**Entries supplied:**
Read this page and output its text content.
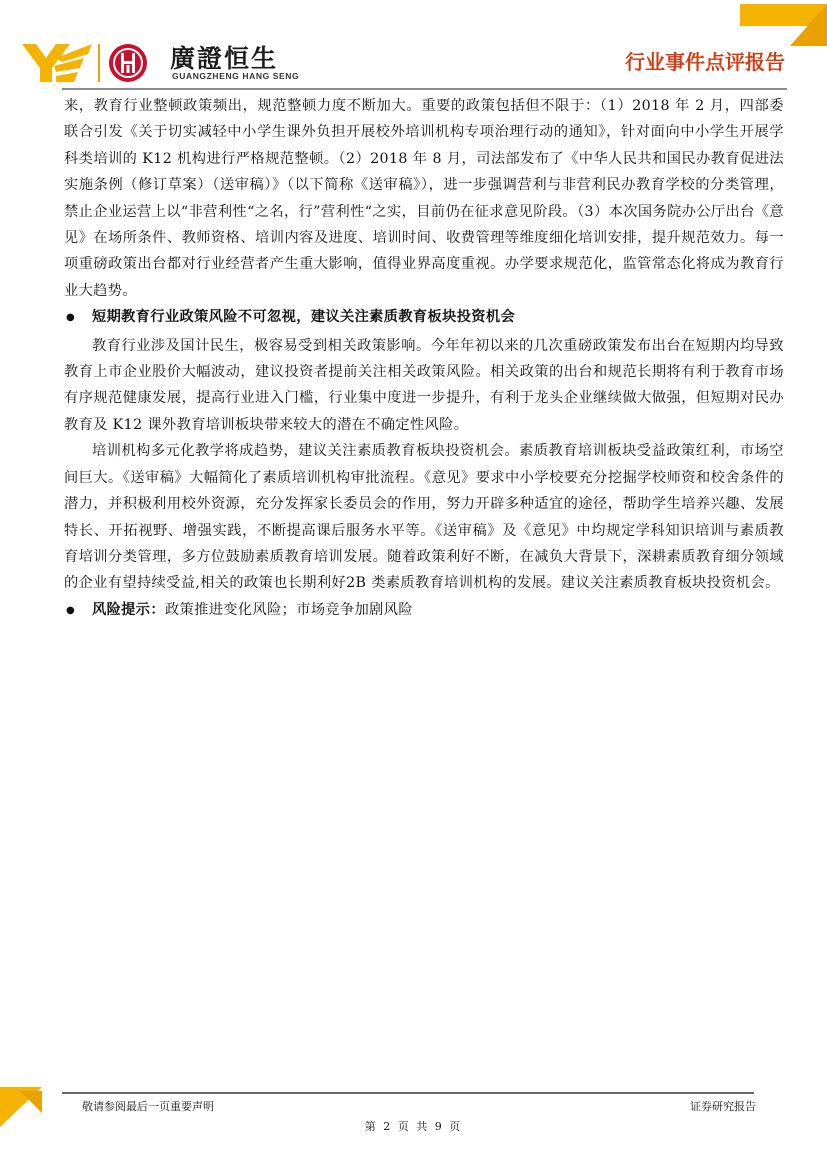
廣證恒生
GUANGZHENG HANG SENG
行业事件点评报告

来，教育行业整顿政策频出，规范整顿力度不断加大。重要的政策包括但不限于：（1）2018 年 2 月，四部委联合引发《关于切实减轻中小学生课外负担开展校外培训机构专项治理行动的通知》，针对面向中小学生开展学科类培训的 K12 机构进行严格规范整顿。（2）2018 年 8 月，司法部发布了《中华人民共和国民办教育促进法实施条例（修订草案）（送审稿）》（以下简称《送审稿》），进一步强调营利与非营利民办教育学校的分类管理，禁止企业运营上以“非营利性“之名，行”营利性“之实，目前仍在征求意见阶段。（3）本次国务院办公厅出台《意见》在场所条件、教师资格、培训内容及进度、培训时间、收费管理等维度细化培训安排，提升规范效力。每一项重磅政策出台都对行业经营者产生重大影响，值得业界高度重视。办学要求规范化，监管常态化将成为教育行业大趋势。

●	短期教育行业政策风险不可忽视，建议关注素质教育板块投资机会

教育行业涉及国计民生，极容易受到相关政策影响。今年年初以来的几次重磅政策发布出台在短期内均导致教育上市企业股价大幅波动，建议投资者提前关注相关政策风险。相关政策的出台和规范长期将有利于教育市场有序规范健康发展，提高行业进入门槛，行业集中度进一步提升，有利于龙头企业继续做大做强，但短期对民办教育及 K12 课外教育培训板块带来较大的潜在不确定性风险。

培训机构多元化教学将成趋势，建议关注素质教育板块投资机会。素质教育培训板块受益政策红利，市场空间巨大。《送审稿》大幅简化了素质培训机构审批流程。《意见》要求中小学校要充分挖掘学校师资和校舍条件的潜力，并积极利用校外资源，充分发挥家长委员会的作用，努力开辟多种适宜的途径，帮助学生培养兴趣、发展特长、开拓视野、增强实践，不断提高课后服务水平等。《送审稿》及《意见》中均规定学科知识培训与素质教育培训分类管理，多方位鼓励素质教育培训发展。随着政策利好不断，在减负大背景下，深耕素质教育细分领域的企业有望持续受益,相关的政策也长期利好2B 类素质教育培训机构的发展。建议关注素质教育板块投资机会。

●	风险提示：政策推进变化风险；市场竞争加剧风险
敬请参阅最后一页重要声明	证券研究报告
第 2 页 共 9 页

**Your goal:** Transcribe the listing in full and omit the pictures.

**Correct result:**
Read this page and output its text content.
廣證恒生
GUANGZHENG HANG SENG
行业事件点评报告

来，教育行业整顿政策频出，规范整顿力度不断加大。重要的政策包括但不限于：（1）2018 年 2 月，四部委联合引发《关于切实减轻中小学生课外负担开展校外培训机构专项治理行动的通知》，针对面向中小学生开展学科类培训的 K12 机构进行严格规范整顿。（2）2018 年 8 月，司法部发布了《中华人民共和国民办教育促进法实施条例（修订草案）（送审稿）》（以下简称《送审稿》），进一步强调营利与非营利民办教育学校的分类管理，禁止企业运营上以“非营利性“之名，行”营利性“之实，目前仍在征求意见阶段。（3）本次国务院办公厅出台《意见》在场所条件、教师资格、培训内容及进度、培训时间、收费管理等维度细化培训安排，提升规范效力。每一项重磅政策出台都对行业经营者产生重大影响，值得业界高度重视。办学要求规范化，监管常态化将成为教育行业大趋势。

●	短期教育行业政策风险不可忽视，建议关注素质教育板块投资机会

教育行业涉及国计民生，极容易受到相关政策影响。今年年初以来的几次重磅政策发布出台在短期内均导致教育上市企业股价大幅波动，建议投资者提前关注相关政策风险。相关政策的出台和规范长期将有利于教育市场有序规范健康发展，提高行业进入门槛，行业集中度进一步提升，有利于龙头企业继续做大做强，但短期对民办教育及 K12 课外教育培训板块带来较大的潜在不确定性风险。

培训机构多元化教学将成趋势，建议关注素质教育板块投资机会。素质教育培训板块受益政策红利，市场空间巨大。《送审稿》大幅简化了素质培训机构审批流程。《意见》要求中小学校要充分挖掘学校师资和校舍条件的潜力，并积极利用校外资源，充分发挥家长委员会的作用，努力开辟多种适宜的途径，帮助学生培养兴趣、发展特长、开拓视野、增强实践，不断提高课后服务水平等。《送审稿》及《意见》中均规定学科知识培训与素质教育培训分类管理，多方位鼓励素质教育培训发展。随着政策利好不断，在减负大背景下，深耕素质教育细分领域的企业有望持续受益,相关的政策也长期利好2B 类素质教育培训机构的发展。建议关注素质教育板块投资机会。

●	风险提示：政策推进变化风险；市场竞争加剧风险
敬请参阅最后一页重要声明	证券研究报告
第 2 页 共 9 页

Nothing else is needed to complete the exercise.